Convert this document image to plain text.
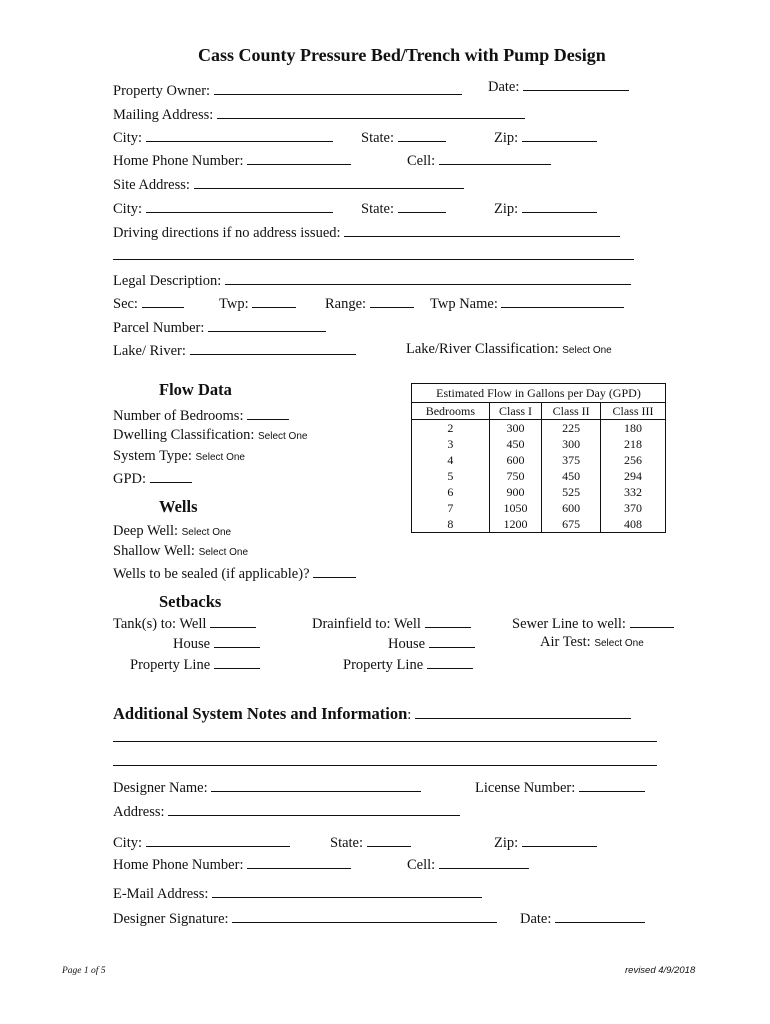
Cass County Pressure Bed/Trench with Pump Design
Property Owner:	Date:
Mailing Address:
City:	State:	Zip:
Home Phone Number:	Cell:
Site Address:
City:	State:	Zip:
Driving directions if no address issued:
Legal Description:
Sec:	Twp:	Range:	Twp Name:
Parcel Number:
Lake/ River:	Lake/River Classification: Select One
Flow Data
Number of Bedrooms:
Dwelling Classification: Select One
System Type: Select One
GPD:
Estimated Flow in Gallons per Day (GPD)			
Bedrooms	Class I	Class II	Class III
2	300	225	180
3	450	300	218
4	600	375	256
5	750	450	294
6	900	525	332
7	1050	600	370
8	1200	675	408
Wells
Deep Well: Select One
Shallow Well: Select One
Wells to be sealed (if applicable)?
Setbacks
Tank(s) to: Well
House
Property Line
Drainfield to: Well
House
Property Line
Sewer Line to well:
Air Test: Select One
Additional System Notes and Information:
Designer Name:	License Number:
Address:
City:	State:	Zip:
Home Phone Number:	Cell:
E-Mail Address:
Designer Signature:	Date:
Page 1 of 5	revised 4/9/2018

### Aim
Can you restate all the records above word for word while dropping the pictures?

### Written response
Convert this document image to plain text.
Cass County Pressure Bed/Trench with Pump Design
Property Owner:	Date:
Mailing Address:
City:	State:	Zip:
Home Phone Number:	Cell:
Site Address:
City:	State:	Zip:
Driving directions if no address issued:
Legal Description:
Sec:	Twp:	Range:	Twp Name:
Parcel Number:
Lake/ River:	Lake/River Classification: Select One
Flow Data
Number of Bedrooms:
Dwelling Classification: Select One
System Type: Select One
GPD:
Estimated Flow in Gallons per Day (GPD)			
Bedrooms	Class I	Class II	Class III
2	300	225	180
3	450	300	218
4	600	375	256
5	750	450	294
6	900	525	332
7	1050	600	370
8	1200	675	408
Wells
Deep Well: Select One
Shallow Well: Select One
Wells to be sealed (if applicable)?
Setbacks
Tank(s) to: Well
House
Property Line
Drainfield to: Well
House
Property Line
Sewer Line to well:
Air Test: Select One
Additional System Notes and Information:
Designer Name:	License Number:
Address:
City:	State:	Zip:
Home Phone Number:	Cell:
E-Mail Address:
Designer Signature:	Date:
Page 1 of 5	revised 4/9/2018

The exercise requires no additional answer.